- SHORT TASK -
Every entry needs to be printed exactly, please.

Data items

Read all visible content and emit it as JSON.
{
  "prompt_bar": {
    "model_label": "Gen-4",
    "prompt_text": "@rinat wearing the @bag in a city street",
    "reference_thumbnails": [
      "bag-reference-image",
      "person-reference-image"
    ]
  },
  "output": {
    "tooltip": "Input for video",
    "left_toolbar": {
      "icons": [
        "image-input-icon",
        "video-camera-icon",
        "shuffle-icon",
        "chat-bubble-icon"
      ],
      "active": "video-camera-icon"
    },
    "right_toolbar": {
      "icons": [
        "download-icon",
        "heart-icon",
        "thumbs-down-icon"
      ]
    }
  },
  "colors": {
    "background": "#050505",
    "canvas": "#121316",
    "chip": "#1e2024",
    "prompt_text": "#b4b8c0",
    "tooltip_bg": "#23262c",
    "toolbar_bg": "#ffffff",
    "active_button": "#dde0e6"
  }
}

- ANSWER FOR THIS EXERCISE -
Read all visible content and emit it as JSON.
{
  "prompt_bar": {
    "model_label": "Gen-4",
    "prompt_text": "@rinat wearing the @bag in a city street",
    "reference_thumbnails": [
      "bag-reference-image",
      "person-reference-image"
    ]
  },
  "output": {
    "tooltip": "Input for video",
    "left_toolbar": {
      "icons": [
        "image-input-icon",
        "video-camera-icon",
        "shuffle-icon",
        "chat-bubble-icon"
      ],
      "active": "video-camera-icon"
    },
    "right_toolbar": {
      "icons": [
        "download-icon",
        "heart-icon",
        "thumbs-down-icon"
      ]
    }
  },
  "colors": {
    "background": "#050505",
    "canvas": "#121316",
    "chip": "#1e2024",
    "prompt_text": "#b4b8c0",
    "tooltip_bg": "#23262c",
    "toolbar_bg": "#ffffff",
    "active_button": "#dde0e6"
  }
}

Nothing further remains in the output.